**PROBLEM**
Find how many lines in the material hold the word "text", then state that number and nothing more.

— start DATA LINES —

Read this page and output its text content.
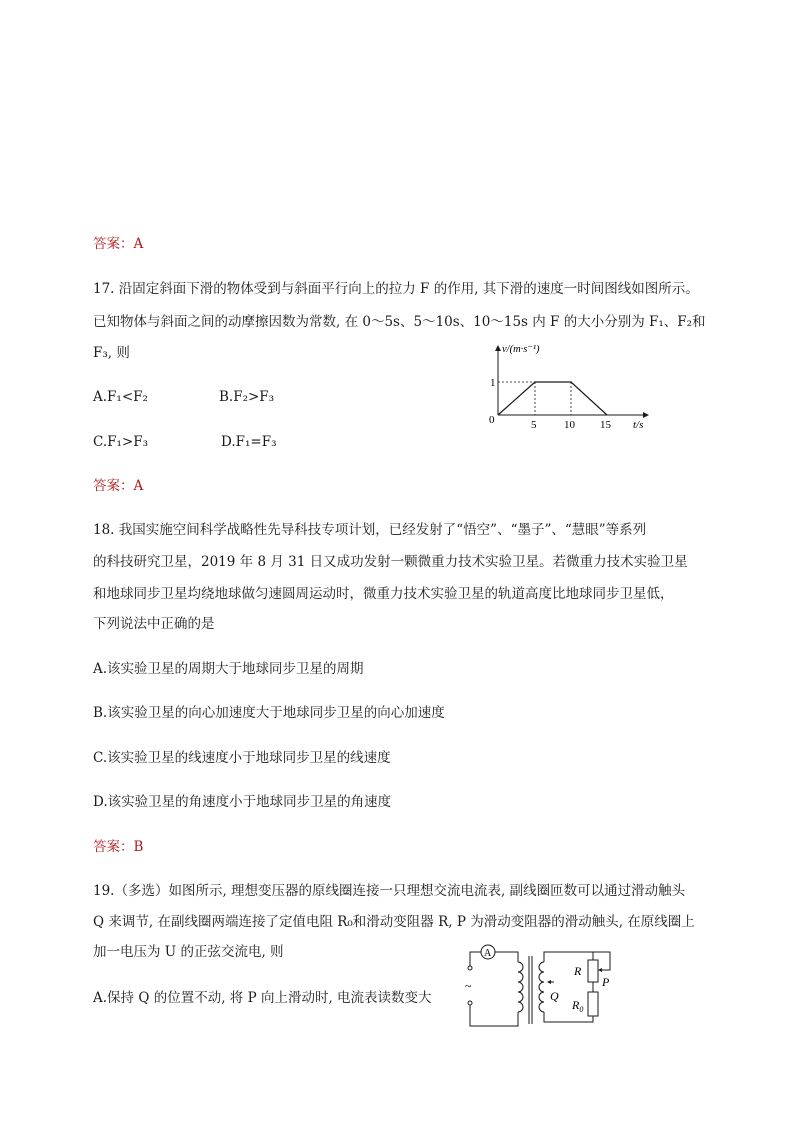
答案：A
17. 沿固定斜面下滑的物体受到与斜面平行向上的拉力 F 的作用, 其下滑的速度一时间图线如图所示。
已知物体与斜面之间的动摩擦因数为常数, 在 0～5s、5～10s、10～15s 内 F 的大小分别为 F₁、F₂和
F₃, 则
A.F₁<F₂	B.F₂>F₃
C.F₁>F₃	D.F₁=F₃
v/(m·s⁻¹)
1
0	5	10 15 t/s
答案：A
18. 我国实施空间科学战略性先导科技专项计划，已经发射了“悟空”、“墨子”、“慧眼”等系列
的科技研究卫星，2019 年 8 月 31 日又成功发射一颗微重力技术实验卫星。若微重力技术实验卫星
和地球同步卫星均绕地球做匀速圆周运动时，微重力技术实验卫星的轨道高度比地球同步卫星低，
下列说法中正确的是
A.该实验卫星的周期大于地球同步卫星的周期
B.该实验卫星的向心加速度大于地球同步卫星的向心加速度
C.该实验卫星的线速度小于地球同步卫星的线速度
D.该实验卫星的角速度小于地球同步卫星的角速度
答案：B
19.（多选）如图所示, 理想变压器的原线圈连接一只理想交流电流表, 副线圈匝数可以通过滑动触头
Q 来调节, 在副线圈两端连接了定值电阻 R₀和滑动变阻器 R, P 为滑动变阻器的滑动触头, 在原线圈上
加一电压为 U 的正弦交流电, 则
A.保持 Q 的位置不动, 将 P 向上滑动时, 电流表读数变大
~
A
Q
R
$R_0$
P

— end DATA LINES —
— start DATA LINES —

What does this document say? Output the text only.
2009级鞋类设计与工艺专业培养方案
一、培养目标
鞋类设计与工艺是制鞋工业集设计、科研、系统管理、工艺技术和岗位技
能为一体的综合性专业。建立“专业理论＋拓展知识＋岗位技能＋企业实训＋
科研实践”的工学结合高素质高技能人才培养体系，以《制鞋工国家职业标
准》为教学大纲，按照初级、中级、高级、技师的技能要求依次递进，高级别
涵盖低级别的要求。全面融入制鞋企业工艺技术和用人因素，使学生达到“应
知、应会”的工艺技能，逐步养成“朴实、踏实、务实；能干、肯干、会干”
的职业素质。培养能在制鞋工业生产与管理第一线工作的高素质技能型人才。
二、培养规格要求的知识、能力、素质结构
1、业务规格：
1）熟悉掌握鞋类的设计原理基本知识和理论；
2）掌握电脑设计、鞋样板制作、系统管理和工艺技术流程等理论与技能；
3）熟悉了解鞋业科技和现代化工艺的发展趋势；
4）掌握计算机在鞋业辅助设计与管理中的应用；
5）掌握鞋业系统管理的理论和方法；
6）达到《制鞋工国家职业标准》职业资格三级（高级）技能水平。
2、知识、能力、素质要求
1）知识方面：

— end DATA LINES —

**REPLY**
2